Set task: Write out the records beneath this line exactly as they appear, minus any images.

Records for the exercise:
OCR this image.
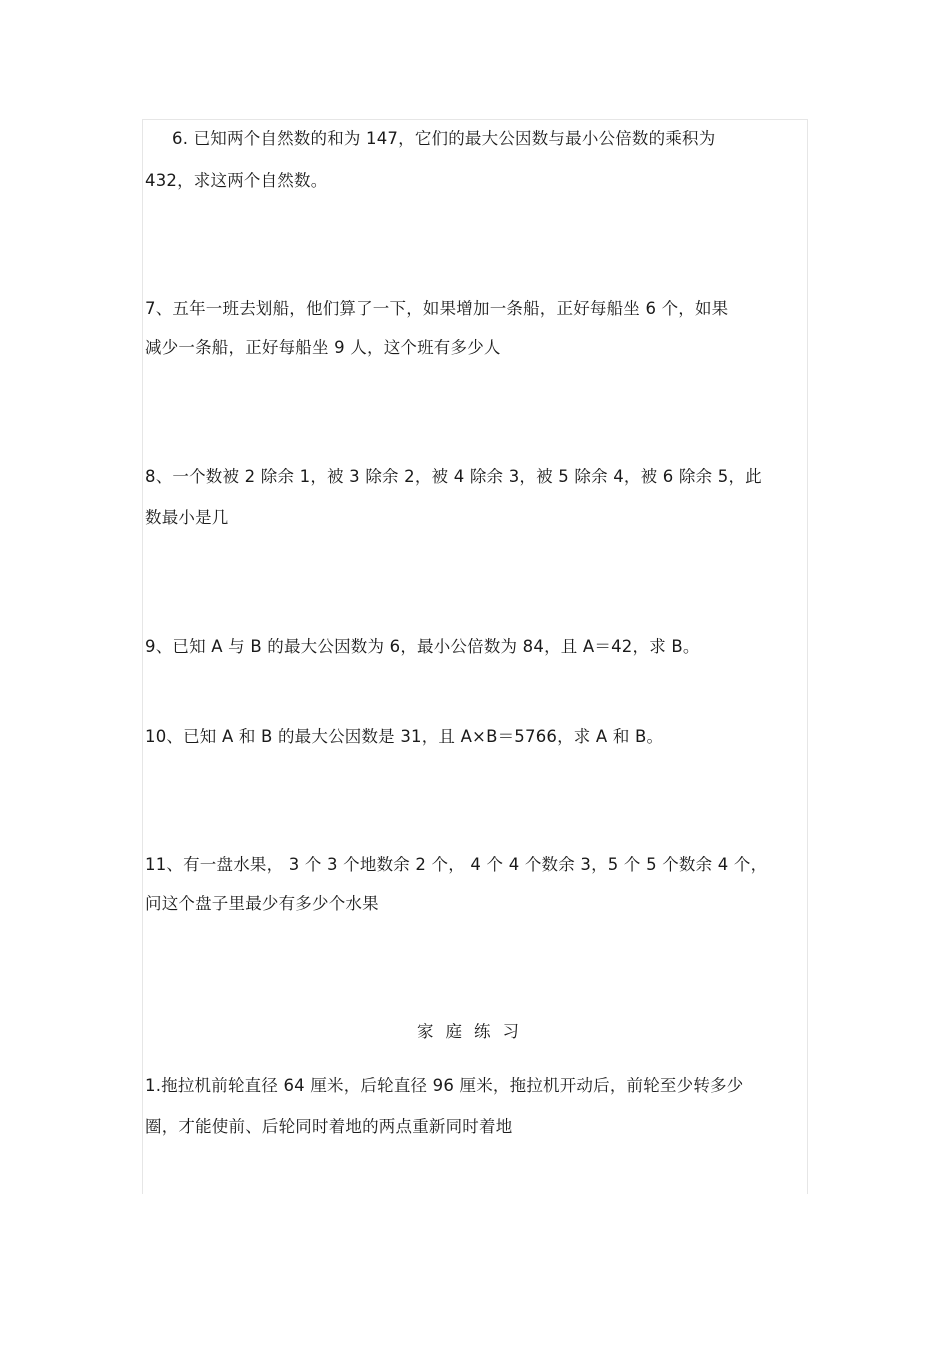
6. 已知两个自然数的和为 147，它们的最大公因数与最小公倍数的乘积为
432，求这两个自然数。
7、五年一班去划船，他们算了一下，如果增加一条船，正好每船坐 6 个，如果
减少一条船，正好每船坐 9 人，这个班有多少人
8、一个数被 2 除余 1，被 3 除余 2，被 4 除余 3，被 5 除余 4，被 6 除余 5，此
数最小是几
9、已知 A 与 B 的最大公因数为 6，最小公倍数为 84，且 A＝42，求 B。
10、已知 A 和 B 的最大公因数是 31，且 A×B＝5766，求 A 和 B。
11、有一盘水果， 3 个 3 个地数余 2 个， 4 个 4 个数余 3，5 个 5 个数余 4 个，
问这个盘子里最少有多少个水果
家庭练习
1.拖拉机前轮直径 64 厘米，后轮直径 96 厘米，拖拉机开动后，前轮至少转多少
圈，才能使前、后轮同时着地的两点重新同时着地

Answer to this exercise:
OCR this image.
6. 已知两个自然数的和为 147，它们的最大公因数与最小公倍数的乘积为
432，求这两个自然数。
7、五年一班去划船，他们算了一下，如果增加一条船，正好每船坐 6 个，如果
减少一条船，正好每船坐 9 人，这个班有多少人
8、一个数被 2 除余 1，被 3 除余 2，被 4 除余 3，被 5 除余 4，被 6 除余 5，此
数最小是几
9、已知 A 与 B 的最大公因数为 6，最小公倍数为 84，且 A＝42，求 B。
10、已知 A 和 B 的最大公因数是 31，且 A×B＝5766，求 A 和 B。
11、有一盘水果， 3 个 3 个地数余 2 个， 4 个 4 个数余 3，5 个 5 个数余 4 个，
问这个盘子里最少有多少个水果
家庭练习
1.拖拉机前轮直径 64 厘米，后轮直径 96 厘米，拖拉机开动后，前轮至少转多少
圈，才能使前、后轮同时着地的两点重新同时着地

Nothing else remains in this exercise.